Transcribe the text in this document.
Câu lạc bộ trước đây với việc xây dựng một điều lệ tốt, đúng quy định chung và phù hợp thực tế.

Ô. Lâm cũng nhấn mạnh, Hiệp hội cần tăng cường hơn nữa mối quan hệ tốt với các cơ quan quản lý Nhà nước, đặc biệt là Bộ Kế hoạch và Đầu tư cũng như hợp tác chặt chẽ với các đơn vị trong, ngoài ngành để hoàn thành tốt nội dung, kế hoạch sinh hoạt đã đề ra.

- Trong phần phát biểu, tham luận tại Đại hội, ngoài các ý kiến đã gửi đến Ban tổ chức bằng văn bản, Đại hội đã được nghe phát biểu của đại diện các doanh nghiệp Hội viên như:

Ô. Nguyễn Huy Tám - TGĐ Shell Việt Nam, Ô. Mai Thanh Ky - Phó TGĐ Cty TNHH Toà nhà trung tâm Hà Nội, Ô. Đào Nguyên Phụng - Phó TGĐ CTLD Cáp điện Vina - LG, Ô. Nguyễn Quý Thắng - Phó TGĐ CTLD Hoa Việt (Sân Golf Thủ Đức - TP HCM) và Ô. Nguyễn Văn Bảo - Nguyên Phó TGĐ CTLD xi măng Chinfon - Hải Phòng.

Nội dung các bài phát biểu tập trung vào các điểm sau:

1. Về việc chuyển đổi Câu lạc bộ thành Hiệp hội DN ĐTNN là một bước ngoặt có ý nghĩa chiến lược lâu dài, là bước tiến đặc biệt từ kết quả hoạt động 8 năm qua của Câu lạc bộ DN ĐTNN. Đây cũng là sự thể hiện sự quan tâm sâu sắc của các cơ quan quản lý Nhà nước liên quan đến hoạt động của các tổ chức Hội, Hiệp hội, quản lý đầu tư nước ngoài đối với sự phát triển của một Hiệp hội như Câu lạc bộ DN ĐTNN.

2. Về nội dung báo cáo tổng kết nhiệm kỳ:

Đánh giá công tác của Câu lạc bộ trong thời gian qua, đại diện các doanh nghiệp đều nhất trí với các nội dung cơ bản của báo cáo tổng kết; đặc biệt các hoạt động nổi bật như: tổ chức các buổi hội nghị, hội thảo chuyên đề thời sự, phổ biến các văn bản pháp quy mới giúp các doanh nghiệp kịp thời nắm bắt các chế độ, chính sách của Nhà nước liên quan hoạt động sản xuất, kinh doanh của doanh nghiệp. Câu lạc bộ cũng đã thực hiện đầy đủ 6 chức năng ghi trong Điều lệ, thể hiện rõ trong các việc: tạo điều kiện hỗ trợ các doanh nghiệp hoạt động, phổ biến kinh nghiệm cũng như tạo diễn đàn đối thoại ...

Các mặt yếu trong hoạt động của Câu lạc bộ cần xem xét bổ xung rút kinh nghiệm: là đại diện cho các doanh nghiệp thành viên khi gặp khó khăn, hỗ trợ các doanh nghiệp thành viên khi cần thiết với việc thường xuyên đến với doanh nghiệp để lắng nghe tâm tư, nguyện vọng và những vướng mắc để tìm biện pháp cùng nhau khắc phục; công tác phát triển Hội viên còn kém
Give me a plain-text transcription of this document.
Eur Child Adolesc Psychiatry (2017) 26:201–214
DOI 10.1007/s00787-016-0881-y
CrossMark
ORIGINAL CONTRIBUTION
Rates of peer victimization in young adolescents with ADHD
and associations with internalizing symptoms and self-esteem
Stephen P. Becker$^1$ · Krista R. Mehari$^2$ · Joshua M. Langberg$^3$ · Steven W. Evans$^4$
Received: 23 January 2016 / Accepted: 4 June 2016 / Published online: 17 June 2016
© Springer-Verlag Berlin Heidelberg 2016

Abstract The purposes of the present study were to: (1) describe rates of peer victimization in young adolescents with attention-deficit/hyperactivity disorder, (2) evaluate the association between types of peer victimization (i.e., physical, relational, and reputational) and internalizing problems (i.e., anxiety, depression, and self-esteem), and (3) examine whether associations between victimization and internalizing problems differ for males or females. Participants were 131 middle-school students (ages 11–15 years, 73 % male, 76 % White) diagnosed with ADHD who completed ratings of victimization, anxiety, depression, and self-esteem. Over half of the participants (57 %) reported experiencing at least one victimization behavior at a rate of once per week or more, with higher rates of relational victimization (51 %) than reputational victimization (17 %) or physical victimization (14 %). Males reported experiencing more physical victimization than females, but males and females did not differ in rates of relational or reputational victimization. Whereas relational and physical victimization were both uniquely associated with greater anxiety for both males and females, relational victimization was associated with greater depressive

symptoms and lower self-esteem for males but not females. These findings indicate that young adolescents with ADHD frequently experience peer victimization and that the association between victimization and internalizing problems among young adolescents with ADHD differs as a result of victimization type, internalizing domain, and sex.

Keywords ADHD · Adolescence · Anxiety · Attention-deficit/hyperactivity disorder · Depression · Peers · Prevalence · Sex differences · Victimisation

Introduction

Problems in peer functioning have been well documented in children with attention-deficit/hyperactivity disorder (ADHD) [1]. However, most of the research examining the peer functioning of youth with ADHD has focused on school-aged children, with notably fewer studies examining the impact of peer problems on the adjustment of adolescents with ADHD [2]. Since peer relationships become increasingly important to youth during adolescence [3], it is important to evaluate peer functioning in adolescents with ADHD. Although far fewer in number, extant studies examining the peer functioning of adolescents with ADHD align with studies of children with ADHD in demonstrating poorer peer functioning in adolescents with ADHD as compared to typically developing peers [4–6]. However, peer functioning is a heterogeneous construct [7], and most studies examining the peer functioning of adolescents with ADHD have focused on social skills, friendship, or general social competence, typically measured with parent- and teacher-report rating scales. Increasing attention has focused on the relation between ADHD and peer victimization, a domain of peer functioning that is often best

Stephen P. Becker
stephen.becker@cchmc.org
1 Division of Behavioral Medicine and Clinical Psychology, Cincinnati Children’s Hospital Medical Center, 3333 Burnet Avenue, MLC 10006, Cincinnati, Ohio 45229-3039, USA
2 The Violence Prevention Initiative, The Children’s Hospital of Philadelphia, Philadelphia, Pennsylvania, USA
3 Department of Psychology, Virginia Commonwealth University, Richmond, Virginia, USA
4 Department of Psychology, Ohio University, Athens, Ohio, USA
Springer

- - -

--- What you should do ---
Set down the entries above again, word for word.

--- The completed task ---
Transcribe the text in this document.
Câu lạc bộ trước đây với việc xây dựng một điều lệ tốt, đúng quy định chung và phù hợp thực tế.

Ô. Lâm cũng nhấn mạnh, Hiệp hội cần tăng cường hơn nữa mối quan hệ tốt với các cơ quan quản lý Nhà nước, đặc biệt là Bộ Kế hoạch và Đầu tư cũng như hợp tác chặt chẽ với các đơn vị trong, ngoài ngành để hoàn thành tốt nội dung, kế hoạch sinh hoạt đã đề ra.

- Trong phần phát biểu, tham luận tại Đại hội, ngoài các ý kiến đã gửi đến Ban tổ chức bằng văn bản, Đại hội đã được nghe phát biểu của đại diện các doanh nghiệp Hội viên như:

Ô. Nguyễn Huy Tám - TGĐ Shell Việt Nam, Ô. Mai Thanh Ky - Phó TGĐ Cty TNHH Toà nhà trung tâm Hà Nội, Ô. Đào Nguyên Phụng - Phó TGĐ CTLD Cáp điện Vina - LG, Ô. Nguyễn Quý Thắng - Phó TGĐ CTLD Hoa Việt (Sân Golf Thủ Đức - TP HCM) và Ô. Nguyễn Văn Bảo - Nguyên Phó TGĐ CTLD xi măng Chinfon - Hải Phòng.

Nội dung các bài phát biểu tập trung vào các điểm sau:

1. Về việc chuyển đổi Câu lạc bộ thành Hiệp hội DN ĐTNN là một bước ngoặt có ý nghĩa chiến lược lâu dài, là bước tiến đặc biệt từ kết quả hoạt động 8 năm qua của Câu lạc bộ DN ĐTNN. Đây cũng là sự thể hiện sự quan tâm sâu sắc của các cơ quan quản lý Nhà nước liên quan đến hoạt động của các tổ chức Hội, Hiệp hội, quản lý đầu tư nước ngoài đối với sự phát triển của một Hiệp hội như Câu lạc bộ DN ĐTNN.

2. Về nội dung báo cáo tổng kết nhiệm kỳ:

Đánh giá công tác của Câu lạc bộ trong thời gian qua, đại diện các doanh nghiệp đều nhất trí với các nội dung cơ bản của báo cáo tổng kết; đặc biệt các hoạt động nổi bật như: tổ chức các buổi hội nghị, hội thảo chuyên đề thời sự, phổ biến các văn bản pháp quy mới giúp các doanh nghiệp kịp thời nắm bắt các chế độ, chính sách của Nhà nước liên quan hoạt động sản xuất, kinh doanh của doanh nghiệp. Câu lạc bộ cũng đã thực hiện đầy đủ 6 chức năng ghi trong Điều lệ, thể hiện rõ trong các việc: tạo điều kiện hỗ trợ các doanh nghiệp hoạt động, phổ biến kinh nghiệm cũng như tạo diễn đàn đối thoại ...

Các mặt yếu trong hoạt động của Câu lạc bộ cần xem xét bổ xung rút kinh nghiệm: là đại diện cho các doanh nghiệp thành viên khi gặp khó khăn, hỗ trợ các doanh nghiệp thành viên khi cần thiết với việc thường xuyên đến với doanh nghiệp để lắng nghe tâm tư, nguyện vọng và những vướng mắc để tìm biện pháp cùng nhau khắc phục; công tác phát triển Hội viên còn kém
Give me a plain-text transcription of this document.
Eur Child Adolesc Psychiatry (2017) 26:201–214
DOI 10.1007/s00787-016-0881-y
CrossMark
ORIGINAL CONTRIBUTION
Rates of peer victimization in young adolescents with ADHD
and associations with internalizing symptoms and self-esteem
Stephen P. Becker$^1$ · Krista R. Mehari$^2$ · Joshua M. Langberg$^3$ · Steven W. Evans$^4$
Received: 23 January 2016 / Accepted: 4 June 2016 / Published online: 17 June 2016
© Springer-Verlag Berlin Heidelberg 2016

Abstract The purposes of the present study were to: (1) describe rates of peer victimization in young adolescents with attention-deficit/hyperactivity disorder, (2) evaluate the association between types of peer victimization (i.e., physical, relational, and reputational) and internalizing problems (i.e., anxiety, depression, and self-esteem), and (3) examine whether associations between victimization and internalizing problems differ for males or females. Participants were 131 middle-school students (ages 11–15 years, 73 % male, 76 % White) diagnosed with ADHD who completed ratings of victimization, anxiety, depression, and self-esteem. Over half of the participants (57 %) reported experiencing at least one victimization behavior at a rate of once per week or more, with higher rates of relational victimization (51 %) than reputational victimization (17 %) or physical victimization (14 %). Males reported experiencing more physical victimization than females, but males and females did not differ in rates of relational or reputational victimization. Whereas relational and physical victimization were both uniquely associated with greater anxiety for both males and females, relational victimization was associated with greater depressive

symptoms and lower self-esteem for males but not females. These findings indicate that young adolescents with ADHD frequently experience peer victimization and that the association between victimization and internalizing problems among young adolescents with ADHD differs as a result of victimization type, internalizing domain, and sex.

Keywords ADHD · Adolescence · Anxiety · Attention-deficit/hyperactivity disorder · Depression · Peers · Prevalence · Sex differences · Victimisation

Introduction

Problems in peer functioning have been well documented in children with attention-deficit/hyperactivity disorder (ADHD) [1]. However, most of the research examining the peer functioning of youth with ADHD has focused on school-aged children, with notably fewer studies examining the impact of peer problems on the adjustment of adolescents with ADHD [2]. Since peer relationships become increasingly important to youth during adolescence [3], it is important to evaluate peer functioning in adolescents with ADHD. Although far fewer in number, extant studies examining the peer functioning of adolescents with ADHD align with studies of children with ADHD in demonstrating poorer peer functioning in adolescents with ADHD as compared to typically developing peers [4–6]. However, peer functioning is a heterogeneous construct [7], and most studies examining the peer functioning of adolescents with ADHD have focused on social skills, friendship, or general social competence, typically measured with parent- and teacher-report rating scales. Increasing attention has focused on the relation between ADHD and peer victimization, a domain of peer functioning that is often best

Stephen P. Becker
stephen.becker@cchmc.org
1 Division of Behavioral Medicine and Clinical Psychology, Cincinnati Children’s Hospital Medical Center, 3333 Burnet Avenue, MLC 10006, Cincinnati, Ohio 45229-3039, USA
2 The Violence Prevention Initiative, The Children’s Hospital of Philadelphia, Philadelphia, Pennsylvania, USA
3 Department of Psychology, Virginia Commonwealth University, Richmond, Virginia, USA
4 Department of Psychology, Ohio University, Athens, Ohio, USA
Springer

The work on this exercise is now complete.